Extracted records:
....

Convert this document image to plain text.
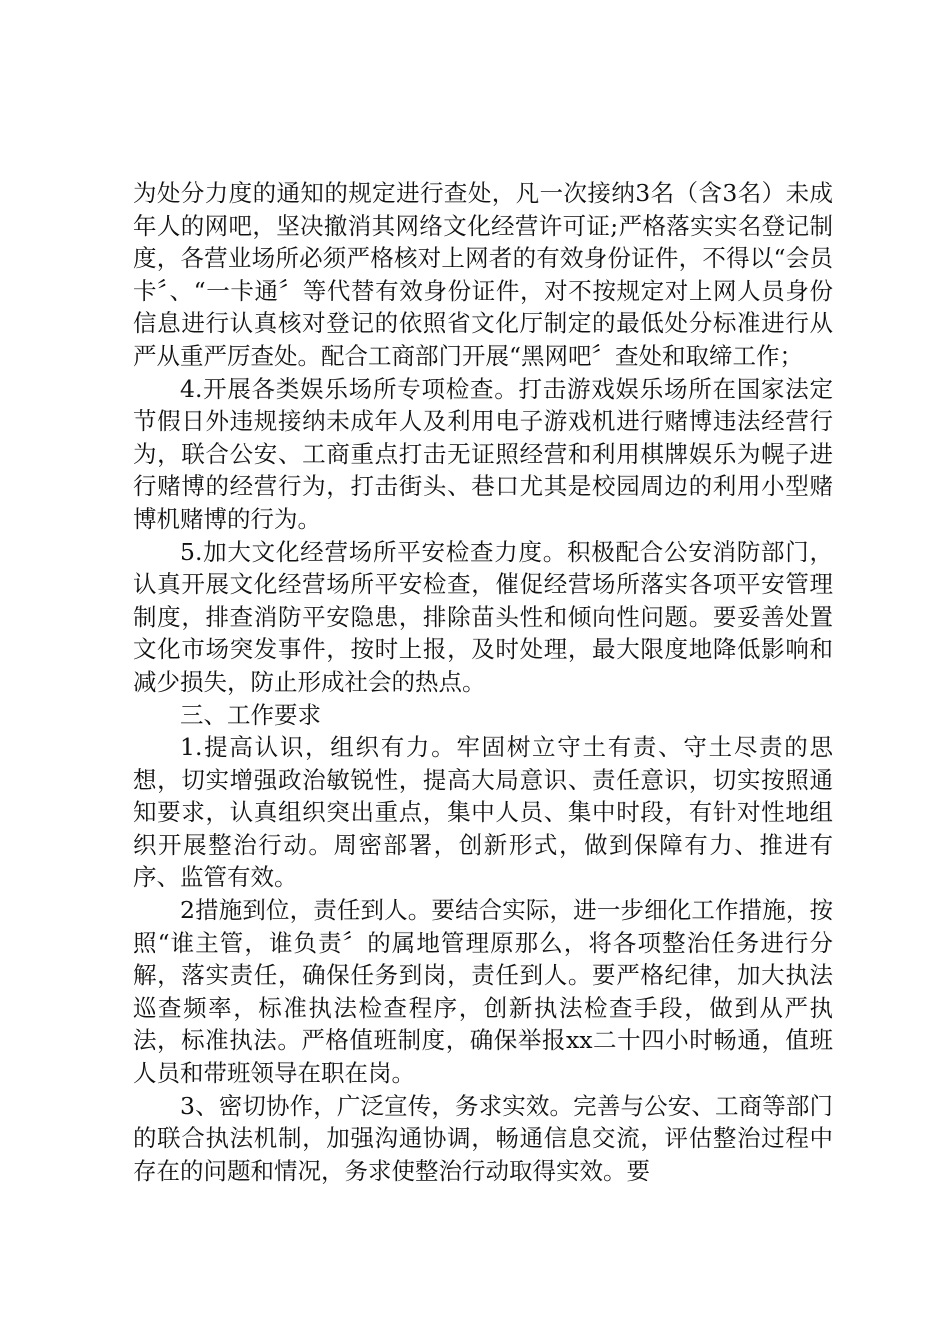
为处分力度的通知的规定进行查处，凡一次接纳3名（含3名）未成年人的网吧，坚决撤消其网络文化经营许可证;严格落实实名登记制度，各营业场所必须严格核对上网者的有效身份证件，不得以“会员卡〞、“一卡通〞等代替有效身份证件，对不按规定对上网人员身份信息进行认真核对登记的依照省文化厅制定的最低处分标准进行从严从重严厉查处。配合工商部门开展“黑网吧〞查处和取缔工作；

4.开展各类娱乐场所专项检查。打击游戏娱乐场所在国家法定节假日外违规接纳未成年人及利用电子游戏机进行赌博违法经营行为，联合公安、工商重点打击无证照经营和利用棋牌娱乐为幌子进行赌博的经营行为，打击街头、巷口尤其是校园周边的利用小型赌博机赌博的行为。

5.加大文化经营场所平安检查力度。积极配合公安消防部门，认真开展文化经营场所平安检查，催促经营场所落实各项平安管理制度，排查消防平安隐患，排除苗头性和倾向性问题。要妥善处置文化市场突发事件，按时上报，及时处理，最大限度地降低影响和减少损失，防止形成社会的热点。

三、工作要求

1.提高认识，组织有力。牢固树立守土有责、守土尽责的思想，切实增强政治敏锐性，提高大局意识、责任意识，切实按照通知要求，认真组织突出重点，集中人员、集中时段，有针对性地组织开展整治行动。周密部署，创新形式，做到保障有力、推进有序、监管有效。

2措施到位，责任到人。要结合实际，进一步细化工作措施，按照“谁主管，谁负责〞的属地管理原那么，将各项整治任务进行分解，落实责任，确保任务到岗，责任到人。要严格纪律，加大执法巡查频率，标准执法检查程序，创新执法检查手段，做到从严执法，标准执法。严格值班制度，确保举报xx二十四小时畅通，值班人员和带班领导在职在岗。

3、密切协作，广泛宣传，务求实效。完善与公安、工商等部门的联合执法机制，加强沟通协调，畅通信息交流，评估整治过程中存在的问题和情况，务求使整治行动取得实效。要
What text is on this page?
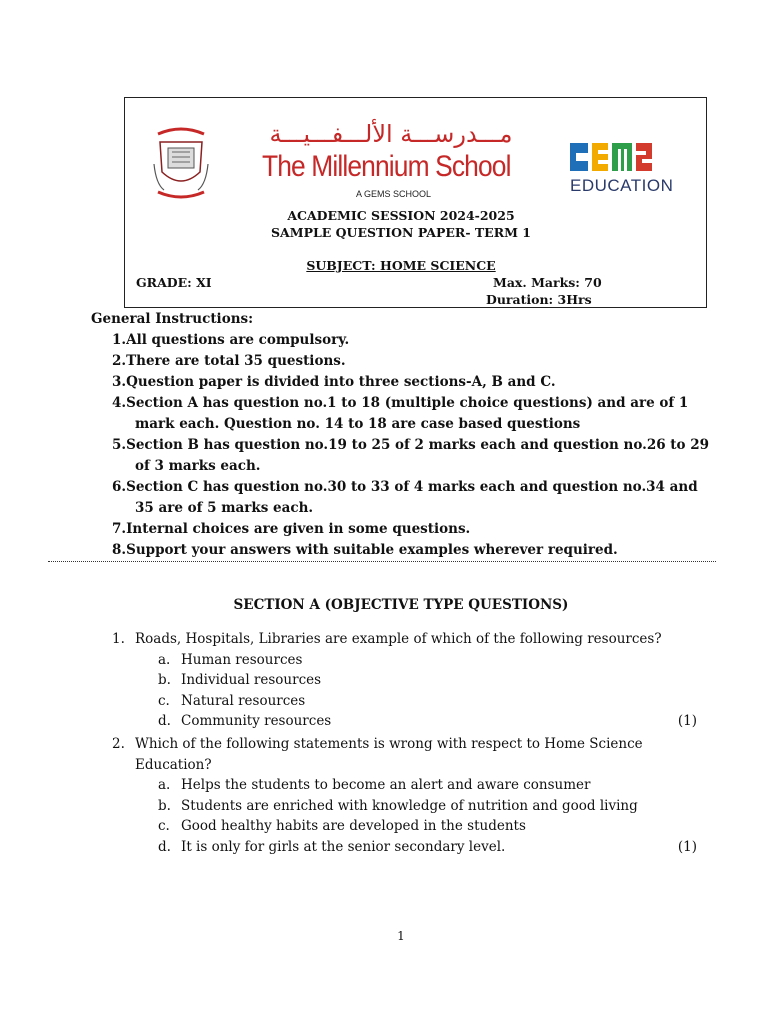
مـــدرســـة الألـــفـــيـــة
The Millennium School
A GEMS SCHOOL	EDUCATION
ACADEMIC SESSION 2024-2025
SAMPLE QUESTION PAPER- TERM 1
SUBJECT: HOME SCIENCE
GRADE: XI	Max. Marks: 70
Duration: 3Hrs
General Instructions:
1.All questions are compulsory.
2.There are total 35 questions.
3.Question paper is divided into three sections-A, B and C.
4.Section A has question no.1 to 18 (multiple choice questions) and are of 1 mark each. Question no. 14 to 18 are case based questions
5.Section B has question no.19 to 25 of 2 marks each and question no.26 to 29 of 3 marks each.
6.Section C has question no.30 to 33 of 4 marks each and question no.34 and 35 are of 5 marks each.
7.Internal choices are given in some questions.
8.Support your answers with suitable examples wherever required.
SECTION A (OBJECTIVE TYPE QUESTIONS)
1. Roads, Hospitals, Libraries are example of which of the following resources?
a. Human resources
b. Individual resources
c. Natural resources
d. Community resources	(1)
2. Which of the following statements is wrong with respect to Home Science Education?
a. Helps the students to become an alert and aware consumer
b. Students are enriched with knowledge of nutrition and good living
c. Good healthy habits are developed in the students
d. It is only for girls at the senior secondary level.	(1)
1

....

OBJECTIVE: Go through the entries above and output them exactly, without pictures.

FINAL RESULT:
Convert this document image to plain text.
为处分力度的通知的规定进行查处，凡一次接纳3名（含3名）未成年人的网吧，坚决撤消其网络文化经营许可证;严格落实实名登记制度，各营业场所必须严格核对上网者的有效身份证件，不得以“会员卡〞、“一卡通〞等代替有效身份证件，对不按规定对上网人员身份信息进行认真核对登记的依照省文化厅制定的最低处分标准进行从严从重严厉查处。配合工商部门开展“黑网吧〞查处和取缔工作；

4.开展各类娱乐场所专项检查。打击游戏娱乐场所在国家法定节假日外违规接纳未成年人及利用电子游戏机进行赌博违法经营行为，联合公安、工商重点打击无证照经营和利用棋牌娱乐为幌子进行赌博的经营行为，打击街头、巷口尤其是校园周边的利用小型赌博机赌博的行为。

5.加大文化经营场所平安检查力度。积极配合公安消防部门，认真开展文化经营场所平安检查，催促经营场所落实各项平安管理制度，排查消防平安隐患，排除苗头性和倾向性问题。要妥善处置文化市场突发事件，按时上报，及时处理，最大限度地降低影响和减少损失，防止形成社会的热点。

三、工作要求

1.提高认识，组织有力。牢固树立守土有责、守土尽责的思想，切实增强政治敏锐性，提高大局意识、责任意识，切实按照通知要求，认真组织突出重点，集中人员、集中时段，有针对性地组织开展整治行动。周密部署，创新形式，做到保障有力、推进有序、监管有效。

2措施到位，责任到人。要结合实际，进一步细化工作措施，按照“谁主管，谁负责〞的属地管理原那么，将各项整治任务进行分解，落实责任，确保任务到岗，责任到人。要严格纪律，加大执法巡查频率，标准执法检查程序，创新执法检查手段，做到从严执法，标准执法。严格值班制度，确保举报xx二十四小时畅通，值班人员和带班领导在职在岗。

3、密切协作，广泛宣传，务求实效。完善与公安、工商等部门的联合执法机制，加强沟通协调，畅通信息交流，评估整治过程中存在的问题和情况，务求使整治行动取得实效。要
What text is on this page?
مـــدرســـة الألـــفـــيـــة
The Millennium School
A GEMS SCHOOL	EDUCATION
ACADEMIC SESSION 2024-2025
SAMPLE QUESTION PAPER- TERM 1
SUBJECT: HOME SCIENCE
GRADE: XI	Max. Marks: 70
Duration: 3Hrs
General Instructions:
1.All questions are compulsory.
2.There are total 35 questions.
3.Question paper is divided into three sections-A, B and C.
4.Section A has question no.1 to 18 (multiple choice questions) and are of 1 mark each. Question no. 14 to 18 are case based questions
5.Section B has question no.19 to 25 of 2 marks each and question no.26 to 29 of 3 marks each.
6.Section C has question no.30 to 33 of 4 marks each and question no.34 and 35 are of 5 marks each.
7.Internal choices are given in some questions.
8.Support your answers with suitable examples wherever required.
SECTION A (OBJECTIVE TYPE QUESTIONS)
1. Roads, Hospitals, Libraries are example of which of the following resources?
a. Human resources
b. Individual resources
c. Natural resources
d. Community resources	(1)
2. Which of the following statements is wrong with respect to Home Science Education?
a. Helps the students to become an alert and aware consumer
b. Students are enriched with knowledge of nutrition and good living
c. Good healthy habits are developed in the students
d. It is only for girls at the senior secondary level.	(1)
1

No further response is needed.